**TASK DIRECTIONS:** The data must be copied over exactly and in full.

**DATASET:**
========================
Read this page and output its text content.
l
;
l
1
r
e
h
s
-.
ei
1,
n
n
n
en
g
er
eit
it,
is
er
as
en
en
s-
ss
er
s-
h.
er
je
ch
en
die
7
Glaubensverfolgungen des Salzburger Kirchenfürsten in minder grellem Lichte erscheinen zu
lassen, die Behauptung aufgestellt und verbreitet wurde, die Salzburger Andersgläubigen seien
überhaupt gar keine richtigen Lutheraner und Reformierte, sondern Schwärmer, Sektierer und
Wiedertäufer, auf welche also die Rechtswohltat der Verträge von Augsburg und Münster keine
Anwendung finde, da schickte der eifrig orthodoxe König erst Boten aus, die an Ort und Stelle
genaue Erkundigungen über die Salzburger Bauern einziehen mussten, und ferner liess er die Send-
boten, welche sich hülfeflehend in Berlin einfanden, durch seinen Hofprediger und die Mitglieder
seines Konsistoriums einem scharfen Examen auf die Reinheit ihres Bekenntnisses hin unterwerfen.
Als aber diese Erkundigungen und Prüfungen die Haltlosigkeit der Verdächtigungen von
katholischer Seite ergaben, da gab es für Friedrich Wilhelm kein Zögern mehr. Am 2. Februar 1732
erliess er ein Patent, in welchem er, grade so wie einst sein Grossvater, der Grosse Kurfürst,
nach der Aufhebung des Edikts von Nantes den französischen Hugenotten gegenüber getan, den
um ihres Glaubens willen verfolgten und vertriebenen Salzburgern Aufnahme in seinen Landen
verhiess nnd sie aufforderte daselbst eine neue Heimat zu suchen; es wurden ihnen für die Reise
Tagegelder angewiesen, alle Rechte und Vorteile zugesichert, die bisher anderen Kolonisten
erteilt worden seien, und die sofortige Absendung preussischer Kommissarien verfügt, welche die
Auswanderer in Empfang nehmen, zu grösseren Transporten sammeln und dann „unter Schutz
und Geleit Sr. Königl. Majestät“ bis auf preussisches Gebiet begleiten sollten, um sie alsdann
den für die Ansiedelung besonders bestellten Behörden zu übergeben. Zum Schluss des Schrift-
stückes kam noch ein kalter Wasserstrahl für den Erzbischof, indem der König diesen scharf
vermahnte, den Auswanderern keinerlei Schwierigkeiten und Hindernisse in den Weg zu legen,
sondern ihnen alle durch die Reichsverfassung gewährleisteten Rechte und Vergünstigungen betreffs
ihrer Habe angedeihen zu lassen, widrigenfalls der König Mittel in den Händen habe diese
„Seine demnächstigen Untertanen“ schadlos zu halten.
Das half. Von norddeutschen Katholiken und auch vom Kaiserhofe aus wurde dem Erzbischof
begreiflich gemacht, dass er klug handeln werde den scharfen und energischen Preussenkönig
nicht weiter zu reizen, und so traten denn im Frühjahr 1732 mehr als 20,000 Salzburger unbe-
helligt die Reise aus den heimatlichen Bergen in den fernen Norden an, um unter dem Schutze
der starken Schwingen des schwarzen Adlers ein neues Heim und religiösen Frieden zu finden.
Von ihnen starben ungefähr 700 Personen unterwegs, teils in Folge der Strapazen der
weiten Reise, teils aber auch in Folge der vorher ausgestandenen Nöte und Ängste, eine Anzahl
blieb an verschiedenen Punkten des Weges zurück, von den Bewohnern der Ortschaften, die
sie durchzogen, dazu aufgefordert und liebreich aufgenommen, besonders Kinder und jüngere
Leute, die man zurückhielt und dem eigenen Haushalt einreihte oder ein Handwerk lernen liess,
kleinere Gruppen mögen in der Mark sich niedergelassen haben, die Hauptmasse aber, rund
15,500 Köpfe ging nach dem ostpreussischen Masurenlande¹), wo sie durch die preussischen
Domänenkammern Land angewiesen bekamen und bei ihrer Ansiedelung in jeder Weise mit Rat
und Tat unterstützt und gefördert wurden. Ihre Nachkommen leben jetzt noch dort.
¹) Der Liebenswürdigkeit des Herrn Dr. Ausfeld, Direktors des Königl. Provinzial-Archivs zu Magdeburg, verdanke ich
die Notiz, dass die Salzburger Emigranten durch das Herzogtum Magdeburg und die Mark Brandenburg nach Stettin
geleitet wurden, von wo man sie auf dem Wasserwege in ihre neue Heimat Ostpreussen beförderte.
========================
**EXPECTED ANSWER:**
Read this page and output its text content.
l
;
l
1
r
e
h
s
-.
ei
1,
n
n
n
en
g
er
eit
it,
is
er
as
en
en
s-
ss
er
s-
h.
er
je
ch
en
die
7
Glaubensverfolgungen des Salzburger Kirchenfürsten in minder grellem Lichte erscheinen zu
lassen, die Behauptung aufgestellt und verbreitet wurde, die Salzburger Andersgläubigen seien
überhaupt gar keine richtigen Lutheraner und Reformierte, sondern Schwärmer, Sektierer und
Wiedertäufer, auf welche also die Rechtswohltat der Verträge von Augsburg und Münster keine
Anwendung finde, da schickte der eifrig orthodoxe König erst Boten aus, die an Ort und Stelle
genaue Erkundigungen über die Salzburger Bauern einziehen mussten, und ferner liess er die Send-
boten, welche sich hülfeflehend in Berlin einfanden, durch seinen Hofprediger und die Mitglieder
seines Konsistoriums einem scharfen Examen auf die Reinheit ihres Bekenntnisses hin unterwerfen.
Als aber diese Erkundigungen und Prüfungen die Haltlosigkeit der Verdächtigungen von
katholischer Seite ergaben, da gab es für Friedrich Wilhelm kein Zögern mehr. Am 2. Februar 1732
erliess er ein Patent, in welchem er, grade so wie einst sein Grossvater, der Grosse Kurfürst,
nach der Aufhebung des Edikts von Nantes den französischen Hugenotten gegenüber getan, den
um ihres Glaubens willen verfolgten und vertriebenen Salzburgern Aufnahme in seinen Landen
verhiess nnd sie aufforderte daselbst eine neue Heimat zu suchen; es wurden ihnen für die Reise
Tagegelder angewiesen, alle Rechte und Vorteile zugesichert, die bisher anderen Kolonisten
erteilt worden seien, und die sofortige Absendung preussischer Kommissarien verfügt, welche die
Auswanderer in Empfang nehmen, zu grösseren Transporten sammeln und dann „unter Schutz
und Geleit Sr. Königl. Majestät“ bis auf preussisches Gebiet begleiten sollten, um sie alsdann
den für die Ansiedelung besonders bestellten Behörden zu übergeben. Zum Schluss des Schrift-
stückes kam noch ein kalter Wasserstrahl für den Erzbischof, indem der König diesen scharf
vermahnte, den Auswanderern keinerlei Schwierigkeiten und Hindernisse in den Weg zu legen,
sondern ihnen alle durch die Reichsverfassung gewährleisteten Rechte und Vergünstigungen betreffs
ihrer Habe angedeihen zu lassen, widrigenfalls der König Mittel in den Händen habe diese
„Seine demnächstigen Untertanen“ schadlos zu halten.
Das half. Von norddeutschen Katholiken und auch vom Kaiserhofe aus wurde dem Erzbischof
begreiflich gemacht, dass er klug handeln werde den scharfen und energischen Preussenkönig
nicht weiter zu reizen, und so traten denn im Frühjahr 1732 mehr als 20,000 Salzburger unbe-
helligt die Reise aus den heimatlichen Bergen in den fernen Norden an, um unter dem Schutze
der starken Schwingen des schwarzen Adlers ein neues Heim und religiösen Frieden zu finden.
Von ihnen starben ungefähr 700 Personen unterwegs, teils in Folge der Strapazen der
weiten Reise, teils aber auch in Folge der vorher ausgestandenen Nöte und Ängste, eine Anzahl
blieb an verschiedenen Punkten des Weges zurück, von den Bewohnern der Ortschaften, die
sie durchzogen, dazu aufgefordert und liebreich aufgenommen, besonders Kinder und jüngere
Leute, die man zurückhielt und dem eigenen Haushalt einreihte oder ein Handwerk lernen liess,
kleinere Gruppen mögen in der Mark sich niedergelassen haben, die Hauptmasse aber, rund
15,500 Köpfe ging nach dem ostpreussischen Masurenlande¹), wo sie durch die preussischen
Domänenkammern Land angewiesen bekamen und bei ihrer Ansiedelung in jeder Weise mit Rat
und Tat unterstützt und gefördert wurden. Ihre Nachkommen leben jetzt noch dort.
¹) Der Liebenswürdigkeit des Herrn Dr. Ausfeld, Direktors des Königl. Provinzial-Archivs zu Magdeburg, verdanke ich
die Notiz, dass die Salzburger Emigranten durch das Herzogtum Magdeburg und die Mark Brandenburg nach Stettin
geleitet wurden, von wo man sie auf dem Wasserwege in ihre neue Heimat Ostpreussen beförderte.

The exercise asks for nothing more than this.